(WORK TO BE COMPLETED): Format every line of the material below as a numbered list, leaving out any blank lines.

(DATA TO USE):

——

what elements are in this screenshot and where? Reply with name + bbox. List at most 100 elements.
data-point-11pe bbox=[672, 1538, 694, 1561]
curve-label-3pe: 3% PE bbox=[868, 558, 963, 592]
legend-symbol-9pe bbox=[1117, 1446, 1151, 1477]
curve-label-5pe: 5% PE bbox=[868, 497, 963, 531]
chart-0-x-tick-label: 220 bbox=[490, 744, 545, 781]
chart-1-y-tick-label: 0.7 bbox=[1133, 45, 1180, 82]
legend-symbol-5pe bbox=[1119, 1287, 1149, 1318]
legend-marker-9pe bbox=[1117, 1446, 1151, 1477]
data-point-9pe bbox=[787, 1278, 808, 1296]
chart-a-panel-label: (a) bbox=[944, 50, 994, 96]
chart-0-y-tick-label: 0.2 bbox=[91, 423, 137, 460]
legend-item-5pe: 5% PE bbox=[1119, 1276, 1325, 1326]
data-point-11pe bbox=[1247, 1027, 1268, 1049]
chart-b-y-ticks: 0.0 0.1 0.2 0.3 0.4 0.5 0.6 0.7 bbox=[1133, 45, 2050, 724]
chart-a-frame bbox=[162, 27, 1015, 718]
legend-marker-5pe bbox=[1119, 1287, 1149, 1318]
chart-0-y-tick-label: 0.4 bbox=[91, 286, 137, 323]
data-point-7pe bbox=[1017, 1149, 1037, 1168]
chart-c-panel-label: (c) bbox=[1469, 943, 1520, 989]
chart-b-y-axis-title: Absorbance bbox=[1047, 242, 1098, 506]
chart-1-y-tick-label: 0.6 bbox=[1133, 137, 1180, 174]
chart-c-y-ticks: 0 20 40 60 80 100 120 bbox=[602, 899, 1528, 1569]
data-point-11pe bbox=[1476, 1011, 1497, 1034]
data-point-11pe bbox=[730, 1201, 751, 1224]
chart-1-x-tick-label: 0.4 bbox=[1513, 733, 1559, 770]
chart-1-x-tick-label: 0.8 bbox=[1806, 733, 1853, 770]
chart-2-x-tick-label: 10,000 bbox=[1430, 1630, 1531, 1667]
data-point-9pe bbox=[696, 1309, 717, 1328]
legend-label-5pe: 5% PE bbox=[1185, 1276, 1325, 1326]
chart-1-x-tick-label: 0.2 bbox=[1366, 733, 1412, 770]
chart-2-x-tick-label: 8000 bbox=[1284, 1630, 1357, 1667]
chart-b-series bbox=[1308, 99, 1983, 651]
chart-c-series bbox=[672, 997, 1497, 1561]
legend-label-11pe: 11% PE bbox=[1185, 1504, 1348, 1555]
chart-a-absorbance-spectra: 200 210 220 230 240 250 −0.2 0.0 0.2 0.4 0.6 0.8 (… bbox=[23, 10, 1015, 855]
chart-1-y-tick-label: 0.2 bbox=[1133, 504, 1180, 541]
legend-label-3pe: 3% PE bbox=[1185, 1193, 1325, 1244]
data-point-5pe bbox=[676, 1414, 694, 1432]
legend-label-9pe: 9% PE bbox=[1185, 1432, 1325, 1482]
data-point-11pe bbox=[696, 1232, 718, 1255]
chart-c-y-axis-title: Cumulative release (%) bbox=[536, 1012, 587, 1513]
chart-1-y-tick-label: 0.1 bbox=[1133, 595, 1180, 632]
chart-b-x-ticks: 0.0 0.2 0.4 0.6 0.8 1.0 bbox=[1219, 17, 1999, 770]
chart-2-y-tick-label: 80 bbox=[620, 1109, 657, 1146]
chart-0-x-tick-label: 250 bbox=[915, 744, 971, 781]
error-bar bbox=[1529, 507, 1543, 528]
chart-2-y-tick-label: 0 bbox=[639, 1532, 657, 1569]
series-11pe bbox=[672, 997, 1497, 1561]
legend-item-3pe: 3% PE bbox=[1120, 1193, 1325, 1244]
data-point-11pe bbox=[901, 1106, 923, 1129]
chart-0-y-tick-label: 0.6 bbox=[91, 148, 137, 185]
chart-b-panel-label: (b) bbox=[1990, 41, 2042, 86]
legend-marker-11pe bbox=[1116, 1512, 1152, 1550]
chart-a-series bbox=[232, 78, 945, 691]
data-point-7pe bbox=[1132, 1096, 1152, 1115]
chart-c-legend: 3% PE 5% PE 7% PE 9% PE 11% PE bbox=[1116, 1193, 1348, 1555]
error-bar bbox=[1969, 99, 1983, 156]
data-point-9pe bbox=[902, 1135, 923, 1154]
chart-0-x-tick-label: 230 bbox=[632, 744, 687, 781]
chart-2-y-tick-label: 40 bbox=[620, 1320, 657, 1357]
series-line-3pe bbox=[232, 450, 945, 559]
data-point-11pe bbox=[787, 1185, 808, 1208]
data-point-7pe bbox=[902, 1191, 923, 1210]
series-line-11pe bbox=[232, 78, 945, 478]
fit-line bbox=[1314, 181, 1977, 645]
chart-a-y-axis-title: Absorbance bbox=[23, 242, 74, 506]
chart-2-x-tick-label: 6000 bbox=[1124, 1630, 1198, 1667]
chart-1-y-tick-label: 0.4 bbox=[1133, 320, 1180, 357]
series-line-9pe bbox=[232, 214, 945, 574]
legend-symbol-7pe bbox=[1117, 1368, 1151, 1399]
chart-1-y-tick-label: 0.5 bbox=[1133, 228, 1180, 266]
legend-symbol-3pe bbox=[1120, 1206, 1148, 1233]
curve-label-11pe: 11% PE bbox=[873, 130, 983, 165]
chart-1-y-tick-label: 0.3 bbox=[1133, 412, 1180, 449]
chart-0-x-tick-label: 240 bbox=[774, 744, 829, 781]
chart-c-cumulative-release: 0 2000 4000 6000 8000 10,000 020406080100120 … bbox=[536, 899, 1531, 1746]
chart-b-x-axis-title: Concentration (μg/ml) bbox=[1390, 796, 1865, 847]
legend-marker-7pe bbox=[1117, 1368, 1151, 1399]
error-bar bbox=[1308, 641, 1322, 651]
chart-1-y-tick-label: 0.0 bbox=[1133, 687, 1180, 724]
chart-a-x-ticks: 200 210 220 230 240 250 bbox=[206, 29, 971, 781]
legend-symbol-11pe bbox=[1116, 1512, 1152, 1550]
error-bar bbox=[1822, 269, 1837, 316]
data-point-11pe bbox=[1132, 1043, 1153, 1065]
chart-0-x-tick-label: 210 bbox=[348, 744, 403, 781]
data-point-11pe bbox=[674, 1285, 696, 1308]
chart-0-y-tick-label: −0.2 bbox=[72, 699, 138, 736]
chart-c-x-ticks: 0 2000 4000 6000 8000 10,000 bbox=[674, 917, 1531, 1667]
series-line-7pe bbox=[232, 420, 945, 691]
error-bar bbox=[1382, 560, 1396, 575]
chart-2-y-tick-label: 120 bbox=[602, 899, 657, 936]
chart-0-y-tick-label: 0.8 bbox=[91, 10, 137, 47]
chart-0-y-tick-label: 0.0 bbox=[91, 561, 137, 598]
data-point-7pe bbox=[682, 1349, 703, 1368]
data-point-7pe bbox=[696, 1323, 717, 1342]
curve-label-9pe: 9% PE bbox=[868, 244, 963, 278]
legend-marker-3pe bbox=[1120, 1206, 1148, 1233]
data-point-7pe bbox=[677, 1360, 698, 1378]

——

(TASK OUTPUT):
1. what elements are in this screenshot and where? Reply with name + bbox. List at most 100 elements.
2. data-point-11pe bbox=[672, 1538, 694, 1561]
3. curve-label-3pe: 3% PE bbox=[868, 558, 963, 592]
4. legend-symbol-9pe bbox=[1117, 1446, 1151, 1477]
5. curve-label-5pe: 5% PE bbox=[868, 497, 963, 531]
6. chart-0-x-tick-label: 220 bbox=[490, 744, 545, 781]
7. chart-1-y-tick-label: 0.7 bbox=[1133, 45, 1180, 82]
8. legend-symbol-5pe bbox=[1119, 1287, 1149, 1318]
9. legend-marker-9pe bbox=[1117, 1446, 1151, 1477]
10. data-point-9pe bbox=[787, 1278, 808, 1296]
11. chart-a-panel-label: (a) bbox=[944, 50, 994, 96]
12. chart-0-y-tick-label: 0.2 bbox=[91, 423, 137, 460]
13. legend-item-5pe: 5% PE bbox=[1119, 1276, 1325, 1326]
14. data-point-11pe bbox=[1247, 1027, 1268, 1049]
15. chart-b-y-ticks: 0.0 0.1 0.2 0.3 0.4 0.5 0.6 0.7 bbox=[1133, 45, 2050, 724]
16. chart-a-frame bbox=[162, 27, 1015, 718]
17. legend-marker-5pe bbox=[1119, 1287, 1149, 1318]
18. chart-0-y-tick-label: 0.4 bbox=[91, 286, 137, 323]
19. data-point-7pe bbox=[1017, 1149, 1037, 1168]
20. chart-c-panel-label: (c) bbox=[1469, 943, 1520, 989]
21. chart-b-y-axis-title: Absorbance bbox=[1047, 242, 1098, 506]
22. chart-1-y-tick-label: 0.6 bbox=[1133, 137, 1180, 174]
23. chart-c-y-ticks: 0 20 40 60 80 100 120 bbox=[602, 899, 1528, 1569]
24. data-point-11pe bbox=[1476, 1011, 1497, 1034]
25. data-point-11pe bbox=[730, 1201, 751, 1224]
26. chart-1-x-tick-label: 0.4 bbox=[1513, 733, 1559, 770]
27. chart-1-x-tick-label: 0.8 bbox=[1806, 733, 1853, 770]
28. chart-2-x-tick-label: 10,000 bbox=[1430, 1630, 1531, 1667]
29. data-point-9pe bbox=[696, 1309, 717, 1328]
30. legend-label-5pe: 5% PE bbox=[1185, 1276, 1325, 1326]
31. chart-1-x-tick-label: 0.2 bbox=[1366, 733, 1412, 770]
32. chart-2-x-tick-label: 8000 bbox=[1284, 1630, 1357, 1667]
33. chart-b-series bbox=[1308, 99, 1983, 651]
34. chart-c-series bbox=[672, 997, 1497, 1561]
35. legend-label-11pe: 11% PE bbox=[1185, 1504, 1348, 1555]
36. chart-a-absorbance-spectra: 200 210 220 230 240 250 −0.2 0.0 0.2 0.4 0.6 0.8 (… bbox=[23, 10, 1015, 855]
37. chart-1-y-tick-label: 0.2 bbox=[1133, 504, 1180, 541]
38. legend-label-3pe: 3% PE bbox=[1185, 1193, 1325, 1244]
39. data-point-5pe bbox=[676, 1414, 694, 1432]
40. legend-label-9pe: 9% PE bbox=[1185, 1432, 1325, 1482]
41. data-point-11pe bbox=[696, 1232, 718, 1255]
42. chart-c-y-axis-title: Cumulative release (%) bbox=[536, 1012, 587, 1513]
43. chart-1-y-tick-label: 0.1 bbox=[1133, 595, 1180, 632]
44. chart-b-x-ticks: 0.0 0.2 0.4 0.6 0.8 1.0 bbox=[1219, 17, 1999, 770]
45. chart-2-y-tick-label: 80 bbox=[620, 1109, 657, 1146]
46. chart-0-x-tick-label: 250 bbox=[915, 744, 971, 781]
47. error-bar bbox=[1529, 507, 1543, 528]
48. chart-2-y-tick-label: 0 bbox=[639, 1532, 657, 1569]
49. series-11pe bbox=[672, 997, 1497, 1561]
50. legend-item-3pe: 3% PE bbox=[1120, 1193, 1325, 1244]
51. data-point-11pe bbox=[901, 1106, 923, 1129]
52. chart-0-y-tick-label: 0.6 bbox=[91, 148, 137, 185]
53. chart-b-panel-label: (b) bbox=[1990, 41, 2042, 86]
54. legend-marker-11pe bbox=[1116, 1512, 1152, 1550]
55. chart-a-series bbox=[232, 78, 945, 691]
56. data-point-7pe bbox=[1132, 1096, 1152, 1115]
57. chart-c-legend: 3% PE 5% PE 7% PE 9% PE 11% PE bbox=[1116, 1193, 1348, 1555]
58. error-bar bbox=[1969, 99, 1983, 156]
59. data-point-9pe bbox=[902, 1135, 923, 1154]
60. chart-0-x-tick-label: 230 bbox=[632, 744, 687, 781]
61. chart-2-y-tick-label: 40 bbox=[620, 1320, 657, 1357]
62. series-line-3pe bbox=[232, 450, 945, 559]
63. data-point-11pe bbox=[787, 1185, 808, 1208]
64. data-point-7pe bbox=[902, 1191, 923, 1210]
65. series-line-11pe bbox=[232, 78, 945, 478]
66. fit-line bbox=[1314, 181, 1977, 645]
67. chart-a-y-axis-title: Absorbance bbox=[23, 242, 74, 506]
68. chart-2-x-tick-label: 6000 bbox=[1124, 1630, 1198, 1667]
69. chart-1-y-tick-label: 0.4 bbox=[1133, 320, 1180, 357]
70. series-line-9pe bbox=[232, 214, 945, 574]
71. legend-symbol-7pe bbox=[1117, 1368, 1151, 1399]
72. chart-1-y-tick-label: 0.5 bbox=[1133, 228, 1180, 266]
73. legend-symbol-3pe bbox=[1120, 1206, 1148, 1233]
74. curve-label-11pe: 11% PE bbox=[873, 130, 983, 165]
75. chart-1-y-tick-label: 0.3 bbox=[1133, 412, 1180, 449]
76. chart-0-x-tick-label: 240 bbox=[774, 744, 829, 781]
77. chart-c-cumulative-release: 0 2000 4000 6000 8000 10,000 020406080100120 … bbox=[536, 899, 1531, 1746]
78. chart-b-x-axis-title: Concentration (μg/ml) bbox=[1390, 796, 1865, 847]
79. legend-marker-7pe bbox=[1117, 1368, 1151, 1399]
80. error-bar bbox=[1308, 641, 1322, 651]
81. chart-1-y-tick-label: 0.0 bbox=[1133, 687, 1180, 724]
82. chart-a-x-ticks: 200 210 220 230 240 250 bbox=[206, 29, 971, 781]
83. legend-symbol-11pe bbox=[1116, 1512, 1152, 1550]
84. error-bar bbox=[1822, 269, 1837, 316]
85. data-point-11pe bbox=[1132, 1043, 1153, 1065]
86. chart-0-x-tick-label: 210 bbox=[348, 744, 403, 781]
87. data-point-11pe bbox=[674, 1285, 696, 1308]
88. chart-0-y-tick-label: −0.2 bbox=[72, 699, 138, 736]
89. chart-c-x-ticks: 0 2000 4000 6000 8000 10,000 bbox=[674, 917, 1531, 1667]
90. series-line-7pe bbox=[232, 420, 945, 691]
91. error-bar bbox=[1382, 560, 1396, 575]
92. chart-2-y-tick-label: 120 bbox=[602, 899, 657, 936]
93. chart-0-y-tick-label: 0.8 bbox=[91, 10, 137, 47]
94. chart-0-y-tick-label: 0.0 bbox=[91, 561, 137, 598]
95. data-point-7pe bbox=[682, 1349, 703, 1368]
96. data-point-7pe bbox=[696, 1323, 717, 1342]
97. curve-label-9pe: 9% PE bbox=[868, 244, 963, 278]
98. legend-marker-3pe bbox=[1120, 1206, 1148, 1233]
99. data-point-7pe bbox=[677, 1360, 698, 1378]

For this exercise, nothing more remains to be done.